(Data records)

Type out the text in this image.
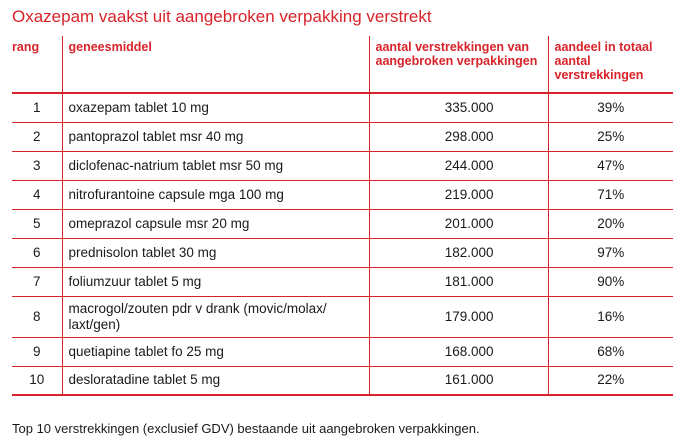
Oxazepam vaakst uit aangebroken verpakking verstrekt
rang	geneesmiddel	aantal verstrekkingen van aangebroken verpakkingen	aandeel in totaal aantal verstrekkingen
1	oxazepam tablet 10 mg	335.000	39%
2	pantoprazol tablet msr 40 mg	298.000	25%
3	diclofenac-natrium tablet msr 50 mg	244.000	47%
4	nitrofurantoine capsule mga 100 mg	219.000	71%
5	omeprazol capsule msr 20 mg	201.000	20%
6	prednisolon tablet 30 mg	182.000	97%
7	foliumzuur tablet 5 mg	181.000	90%
8	macrogol/zouten pdr v drank (movic/molax/ laxt/gen)	179.000	16%
9	quetiapine tablet fo 25 mg	168.000	68%
10	desloratadine tablet 5 mg	161.000	22%
Top 10 verstrekkingen (exclusief GDV) bestaande uit aangebroken verpakkingen.
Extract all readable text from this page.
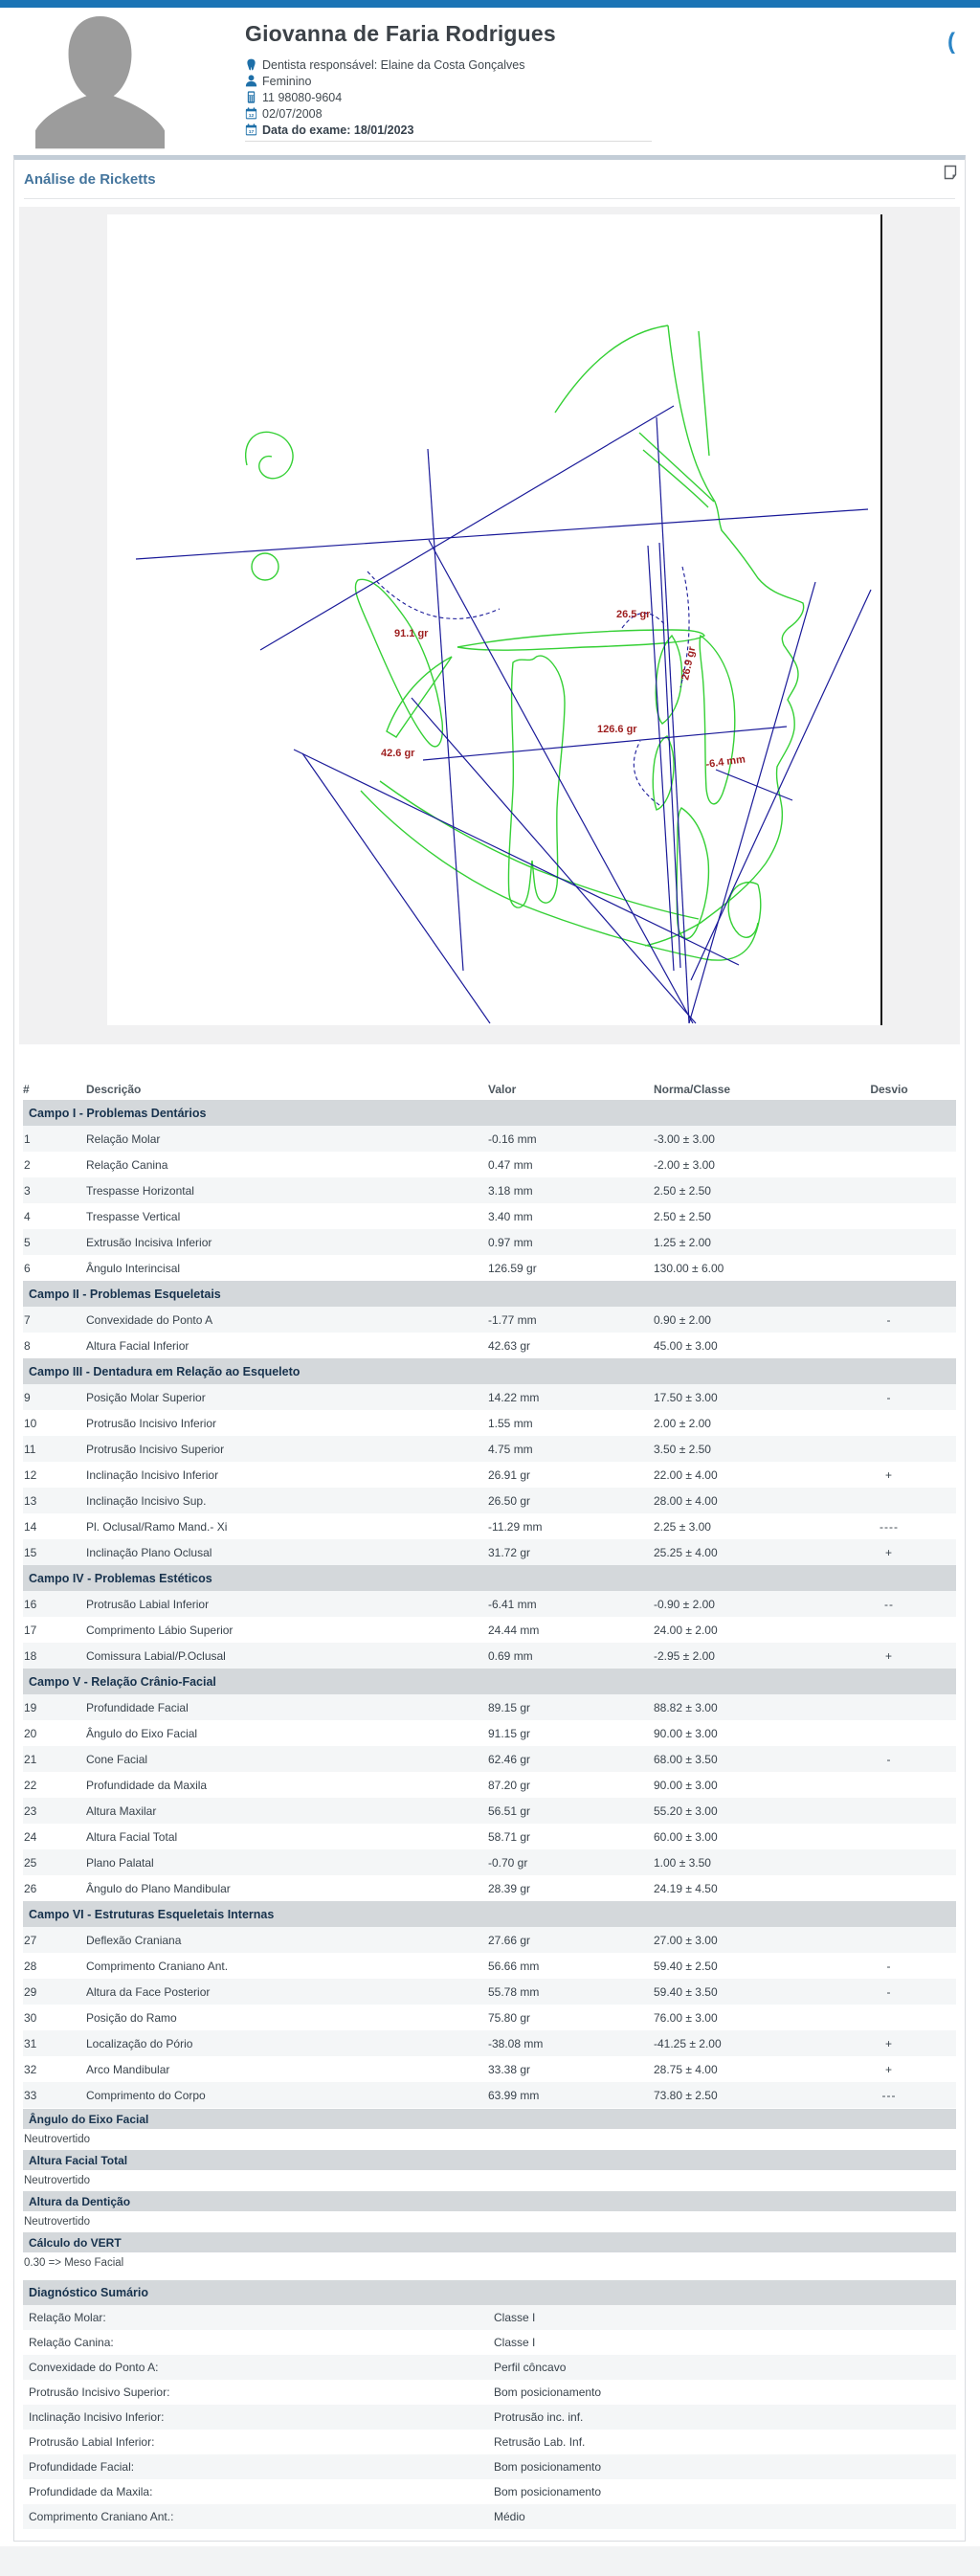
Giovanna de Faria Rodrigues
Dentista responsável: Elaine da Costa Gonçalves
Feminino
11 98080-9604
12 02/07/2008
17 Data do exame:
18/01/2023
(
Análise de Ricketts
91.1 gr
26.5 gr
26.9 gr
126.6 gr
42.6 gr
-6.4 mm
#	Descrição	Valor	Norma/Classe	Desvio
Campo I - Problemas Dentários
1	Relação Molar	-0.16 mm	-3.00 ± 3.00
2	Relação Canina	0.47 mm	-2.00 ± 3.00
3	Trespasse Horizontal	3.18 mm	2.50 ± 2.50
4	Trespasse Vertical	3.40 mm	2.50 ± 2.50
5	Extrusão Incisiva Inferior	0.97 mm	1.25 ± 2.00
6	Ângulo Interincisal	126.59 gr	130.00 ± 6.00
Campo II - Problemas Esqueletais
7	Convexidade do Ponto A	-1.77 mm	0.90 ± 2.00	-
8	Altura Facial Inferior	42.63 gr	45.00 ± 3.00
Campo III - Dentadura em Relação ao Esqueleto
9	Posição Molar Superior	14.22 mm	17.50 ± 3.00	-
10	Protrusão Incisivo Inferior	1.55 mm	2.00 ± 2.00
11	Protrusão Incisivo Superior	4.75 mm	3.50 ± 2.50
12	Inclinação Incisivo Inferior	26.91 gr	22.00 ± 4.00	+
13	Inclinação Incisivo Sup.	26.50 gr	28.00 ± 4.00
14	Pl. Oclusal/Ramo Mand.- Xi	-11.29 mm	2.25 ± 3.00	----
15	Inclinação Plano Oclusal	31.72 gr	25.25 ± 4.00	+
Campo IV - Problemas Estéticos
16	Protrusão Labial Inferior	-6.41 mm	-0.90 ± 2.00	--
17	Comprimento Lábio Superior	24.44 mm	24.00 ± 2.00
18	Comissura Labial/P.Oclusal	0.69 mm	-2.95 ± 2.00	+
Campo V - Relação Crânio-Facial
19	Profundidade Facial	89.15 gr	88.82 ± 3.00
20	Ângulo do Eixo Facial	91.15 gr	90.00 ± 3.00
21	Cone Facial	62.46 gr	68.00 ± 3.50	-
22	Profundidade da Maxila	87.20 gr	90.00 ± 3.00
23	Altura Maxilar	56.51 gr	55.20 ± 3.00
24	Altura Facial Total	58.71 gr	60.00 ± 3.00
25	Plano Palatal	-0.70 gr	1.00 ± 3.50
26	Ângulo do Plano Mandibular	28.39 gr	24.19 ± 4.50
Campo VI - Estruturas Esqueletais Internas
27	Deflexão Craniana	27.66 gr	27.00 ± 3.00
28	Comprimento Craniano Ant.	56.66 mm	59.40 ± 2.50	-
29	Altura da Face Posterior	55.78 mm	59.40 ± 3.50	-
30	Posição do Ramo	75.80 gr	76.00 ± 3.00
31	Localização do Pório	-38.08 mm	-41.25 ± 2.00	+
32	Arco Mandibular	33.38 gr	28.75 ± 4.00	+
33	Comprimento do Corpo	63.99 mm	73.80 ± 2.50	---
Ângulo do Eixo Facial
Neutrovertido
Altura Facial Total
Neutrovertido
Altura da Dentição
Neutrovertido
Cálculo do VERT
0.30 => Meso Facial
Diagnóstico Sumário
Relação Molar:	Classe I
Relação Canina:	Classe I
Convexidade do Ponto A:	Perfil côncavo
Protrusão Incisivo Superior:	Bom posicionamento
Inclinação Incisivo Inferior:	Protrusão inc. inf.
Protrusão Labial Inferior:	Retrusão Lab. Inf.
Profundidade Facial:	Bom posicionamento
Profundidade da Maxila:	Bom posicionamento
Comprimento Craniano Ant.:	Médio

* [WHAT TO PRODUCE] Reproduce every record above exactly, but leave out the pictures.

* [RESULT FOR THIS TASK]
Type out the text in this image.
Oxazepam vaakst uit aangebroken verpakking verstrekt
rang	geneesmiddel	aantal verstrekkingen van aangebroken verpakkingen	aandeel in totaal aantal verstrekkingen
1	oxazepam tablet 10 mg	335.000	39%
2	pantoprazol tablet msr 40 mg	298.000	25%
3	diclofenac-natrium tablet msr 50 mg	244.000	47%
4	nitrofurantoine capsule mga 100 mg	219.000	71%
5	omeprazol capsule msr 20 mg	201.000	20%
6	prednisolon tablet 30 mg	182.000	97%
7	foliumzuur tablet 5 mg	181.000	90%
8	macrogol/zouten pdr v drank (movic/molax/ laxt/gen)	179.000	16%
9	quetiapine tablet fo 25 mg	168.000	68%
10	desloratadine tablet 5 mg	161.000	22%
Top 10 verstrekkingen (exclusief GDV) bestaande uit aangebroken verpakkingen.
Extract all readable text from this page.
Giovanna de Faria Rodrigues
Dentista responsável: Elaine da Costa Gonçalves
Feminino
11 98080-9604
12 02/07/2008
17 Data do exame:
18/01/2023
(
Análise de Ricketts
91.1 gr
26.5 gr
26.9 gr
126.6 gr
42.6 gr
-6.4 mm
#	Descrição	Valor	Norma/Classe	Desvio
Campo I - Problemas Dentários
1	Relação Molar	-0.16 mm	-3.00 ± 3.00
2	Relação Canina	0.47 mm	-2.00 ± 3.00
3	Trespasse Horizontal	3.18 mm	2.50 ± 2.50
4	Trespasse Vertical	3.40 mm	2.50 ± 2.50
5	Extrusão Incisiva Inferior	0.97 mm	1.25 ± 2.00
6	Ângulo Interincisal	126.59 gr	130.00 ± 6.00
Campo II - Problemas Esqueletais
7	Convexidade do Ponto A	-1.77 mm	0.90 ± 2.00	-
8	Altura Facial Inferior	42.63 gr	45.00 ± 3.00
Campo III - Dentadura em Relação ao Esqueleto
9	Posição Molar Superior	14.22 mm	17.50 ± 3.00	-
10	Protrusão Incisivo Inferior	1.55 mm	2.00 ± 2.00
11	Protrusão Incisivo Superior	4.75 mm	3.50 ± 2.50
12	Inclinação Incisivo Inferior	26.91 gr	22.00 ± 4.00	+
13	Inclinação Incisivo Sup.	26.50 gr	28.00 ± 4.00
14	Pl. Oclusal/Ramo Mand.- Xi	-11.29 mm	2.25 ± 3.00	----
15	Inclinação Plano Oclusal	31.72 gr	25.25 ± 4.00	+
Campo IV - Problemas Estéticos
16	Protrusão Labial Inferior	-6.41 mm	-0.90 ± 2.00	--
17	Comprimento Lábio Superior	24.44 mm	24.00 ± 2.00
18	Comissura Labial/P.Oclusal	0.69 mm	-2.95 ± 2.00	+
Campo V - Relação Crânio-Facial
19	Profundidade Facial	89.15 gr	88.82 ± 3.00
20	Ângulo do Eixo Facial	91.15 gr	90.00 ± 3.00
21	Cone Facial	62.46 gr	68.00 ± 3.50	-
22	Profundidade da Maxila	87.20 gr	90.00 ± 3.00
23	Altura Maxilar	56.51 gr	55.20 ± 3.00
24	Altura Facial Total	58.71 gr	60.00 ± 3.00
25	Plano Palatal	-0.70 gr	1.00 ± 3.50
26	Ângulo do Plano Mandibular	28.39 gr	24.19 ± 4.50
Campo VI - Estruturas Esqueletais Internas
27	Deflexão Craniana	27.66 gr	27.00 ± 3.00
28	Comprimento Craniano Ant.	56.66 mm	59.40 ± 2.50	-
29	Altura da Face Posterior	55.78 mm	59.40 ± 3.50	-
30	Posição do Ramo	75.80 gr	76.00 ± 3.00
31	Localização do Pório	-38.08 mm	-41.25 ± 2.00	+
32	Arco Mandibular	33.38 gr	28.75 ± 4.00	+
33	Comprimento do Corpo	63.99 mm	73.80 ± 2.50	---
Ângulo do Eixo Facial
Neutrovertido
Altura Facial Total
Neutrovertido
Altura da Dentição
Neutrovertido
Cálculo do VERT
0.30 => Meso Facial
Diagnóstico Sumário
Relação Molar:	Classe I
Relação Canina:	Classe I
Convexidade do Ponto A:	Perfil côncavo
Protrusão Incisivo Superior:	Bom posicionamento
Inclinação Incisivo Inferior:	Protrusão inc. inf.
Protrusão Labial Inferior:	Retrusão Lab. Inf.
Profundidade Facial:	Bom posicionamento
Profundidade da Maxila:	Bom posicionamento
Comprimento Craniano Ant.:	Médio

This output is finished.